• Objective
Your task is to output the data exactly as it stands.

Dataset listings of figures
_ _ _ _

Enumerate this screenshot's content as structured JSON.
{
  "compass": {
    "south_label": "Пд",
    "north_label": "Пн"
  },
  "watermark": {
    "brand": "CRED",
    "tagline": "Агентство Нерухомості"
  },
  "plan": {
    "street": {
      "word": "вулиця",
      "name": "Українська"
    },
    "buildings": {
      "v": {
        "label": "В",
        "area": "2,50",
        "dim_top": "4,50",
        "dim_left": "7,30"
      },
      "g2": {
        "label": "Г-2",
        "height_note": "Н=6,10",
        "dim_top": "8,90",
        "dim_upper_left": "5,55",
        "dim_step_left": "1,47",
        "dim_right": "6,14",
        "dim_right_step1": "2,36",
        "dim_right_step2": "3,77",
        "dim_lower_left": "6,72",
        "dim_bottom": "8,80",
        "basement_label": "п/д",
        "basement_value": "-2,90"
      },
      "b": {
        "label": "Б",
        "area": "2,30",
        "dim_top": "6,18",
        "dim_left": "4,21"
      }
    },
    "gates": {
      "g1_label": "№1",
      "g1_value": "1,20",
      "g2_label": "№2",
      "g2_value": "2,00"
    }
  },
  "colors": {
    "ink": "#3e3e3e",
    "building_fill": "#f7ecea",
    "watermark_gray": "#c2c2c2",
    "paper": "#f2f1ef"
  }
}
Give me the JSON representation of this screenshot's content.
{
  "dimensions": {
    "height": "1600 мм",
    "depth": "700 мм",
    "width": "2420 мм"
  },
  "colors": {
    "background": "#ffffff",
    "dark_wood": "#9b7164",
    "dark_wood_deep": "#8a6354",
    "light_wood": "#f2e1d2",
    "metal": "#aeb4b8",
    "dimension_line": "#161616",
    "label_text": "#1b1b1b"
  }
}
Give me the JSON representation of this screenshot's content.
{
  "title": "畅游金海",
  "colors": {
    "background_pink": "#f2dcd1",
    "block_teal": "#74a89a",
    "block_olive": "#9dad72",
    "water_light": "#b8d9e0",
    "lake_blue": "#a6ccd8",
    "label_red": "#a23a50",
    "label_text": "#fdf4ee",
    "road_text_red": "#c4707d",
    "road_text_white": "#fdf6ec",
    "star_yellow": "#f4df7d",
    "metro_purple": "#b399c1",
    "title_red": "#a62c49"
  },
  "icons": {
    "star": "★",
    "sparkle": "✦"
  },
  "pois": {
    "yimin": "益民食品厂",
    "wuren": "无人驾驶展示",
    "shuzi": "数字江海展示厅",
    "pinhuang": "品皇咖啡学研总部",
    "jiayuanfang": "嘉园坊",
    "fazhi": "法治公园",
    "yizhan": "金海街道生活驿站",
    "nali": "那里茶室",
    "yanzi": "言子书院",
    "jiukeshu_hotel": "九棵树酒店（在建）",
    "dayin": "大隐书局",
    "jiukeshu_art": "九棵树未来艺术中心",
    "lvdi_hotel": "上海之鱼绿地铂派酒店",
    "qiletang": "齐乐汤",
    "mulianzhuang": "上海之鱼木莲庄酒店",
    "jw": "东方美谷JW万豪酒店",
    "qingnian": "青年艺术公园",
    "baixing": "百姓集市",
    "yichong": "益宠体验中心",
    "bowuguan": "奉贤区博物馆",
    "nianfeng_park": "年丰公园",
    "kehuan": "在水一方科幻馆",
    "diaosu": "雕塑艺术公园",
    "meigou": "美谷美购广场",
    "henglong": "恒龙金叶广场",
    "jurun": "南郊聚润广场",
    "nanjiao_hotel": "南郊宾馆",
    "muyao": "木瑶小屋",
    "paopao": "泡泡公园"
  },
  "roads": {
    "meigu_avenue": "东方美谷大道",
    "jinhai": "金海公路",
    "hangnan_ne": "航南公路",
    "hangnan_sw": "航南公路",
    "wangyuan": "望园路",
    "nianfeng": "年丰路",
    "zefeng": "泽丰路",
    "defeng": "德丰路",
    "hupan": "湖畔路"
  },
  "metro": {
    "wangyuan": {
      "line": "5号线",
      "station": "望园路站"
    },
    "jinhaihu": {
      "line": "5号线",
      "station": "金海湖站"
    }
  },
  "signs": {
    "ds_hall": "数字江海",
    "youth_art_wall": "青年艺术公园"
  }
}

_ _ _ _

• Answer to the exercise
Enumerate this screenshot's content as structured JSON.
{
  "compass": {
    "south_label": "Пд",
    "north_label": "Пн"
  },
  "watermark": {
    "brand": "CRED",
    "tagline": "Агентство Нерухомості"
  },
  "plan": {
    "street": {
      "word": "вулиця",
      "name": "Українська"
    },
    "buildings": {
      "v": {
        "label": "В",
        "area": "2,50",
        "dim_top": "4,50",
        "dim_left": "7,30"
      },
      "g2": {
        "label": "Г-2",
        "height_note": "Н=6,10",
        "dim_top": "8,90",
        "dim_upper_left": "5,55",
        "dim_step_left": "1,47",
        "dim_right": "6,14",
        "dim_right_step1": "2,36",
        "dim_right_step2": "3,77",
        "dim_lower_left": "6,72",
        "dim_bottom": "8,80",
        "basement_label": "п/д",
        "basement_value": "-2,90"
      },
      "b": {
        "label": "Б",
        "area": "2,30",
        "dim_top": "6,18",
        "dim_left": "4,21"
      }
    },
    "gates": {
      "g1_label": "№1",
      "g1_value": "1,20",
      "g2_label": "№2",
      "g2_value": "2,00"
    }
  },
  "colors": {
    "ink": "#3e3e3e",
    "building_fill": "#f7ecea",
    "watermark_gray": "#c2c2c2",
    "paper": "#f2f1ef"
  }
}
Give me the JSON representation of this screenshot's content.
{
  "dimensions": {
    "height": "1600 мм",
    "depth": "700 мм",
    "width": "2420 мм"
  },
  "colors": {
    "background": "#ffffff",
    "dark_wood": "#9b7164",
    "dark_wood_deep": "#8a6354",
    "light_wood": "#f2e1d2",
    "metal": "#aeb4b8",
    "dimension_line": "#161616",
    "label_text": "#1b1b1b"
  }
}
Give me the JSON representation of this screenshot's content.
{
  "title": "畅游金海",
  "colors": {
    "background_pink": "#f2dcd1",
    "block_teal": "#74a89a",
    "block_olive": "#9dad72",
    "water_light": "#b8d9e0",
    "lake_blue": "#a6ccd8",
    "label_red": "#a23a50",
    "label_text": "#fdf4ee",
    "road_text_red": "#c4707d",
    "road_text_white": "#fdf6ec",
    "star_yellow": "#f4df7d",
    "metro_purple": "#b399c1",
    "title_red": "#a62c49"
  },
  "icons": {
    "star": "★",
    "sparkle": "✦"
  },
  "pois": {
    "yimin": "益民食品厂",
    "wuren": "无人驾驶展示",
    "shuzi": "数字江海展示厅",
    "pinhuang": "品皇咖啡学研总部",
    "jiayuanfang": "嘉园坊",
    "fazhi": "法治公园",
    "yizhan": "金海街道生活驿站",
    "nali": "那里茶室",
    "yanzi": "言子书院",
    "jiukeshu_hotel": "九棵树酒店（在建）",
    "dayin": "大隐书局",
    "jiukeshu_art": "九棵树未来艺术中心",
    "lvdi_hotel": "上海之鱼绿地铂派酒店",
    "qiletang": "齐乐汤",
    "mulianzhuang": "上海之鱼木莲庄酒店",
    "jw": "东方美谷JW万豪酒店",
    "qingnian": "青年艺术公园",
    "baixing": "百姓集市",
    "yichong": "益宠体验中心",
    "bowuguan": "奉贤区博物馆",
    "nianfeng_park": "年丰公园",
    "kehuan": "在水一方科幻馆",
    "diaosu": "雕塑艺术公园",
    "meigou": "美谷美购广场",
    "henglong": "恒龙金叶广场",
    "jurun": "南郊聚润广场",
    "nanjiao_hotel": "南郊宾馆",
    "muyao": "木瑶小屋",
    "paopao": "泡泡公园"
  },
  "roads": {
    "meigu_avenue": "东方美谷大道",
    "jinhai": "金海公路",
    "hangnan_ne": "航南公路",
    "hangnan_sw": "航南公路",
    "wangyuan": "望园路",
    "nianfeng": "年丰路",
    "zefeng": "泽丰路",
    "defeng": "德丰路",
    "hupan": "湖畔路"
  },
  "metro": {
    "wangyuan": {
      "line": "5号线",
      "station": "望园路站"
    },
    "jinhaihu": {
      "line": "5号线",
      "station": "金海湖站"
    }
  },
  "signs": {
    "ds_hall": "数字江海",
    "youth_art_wall": "青年艺术公园"
  }
}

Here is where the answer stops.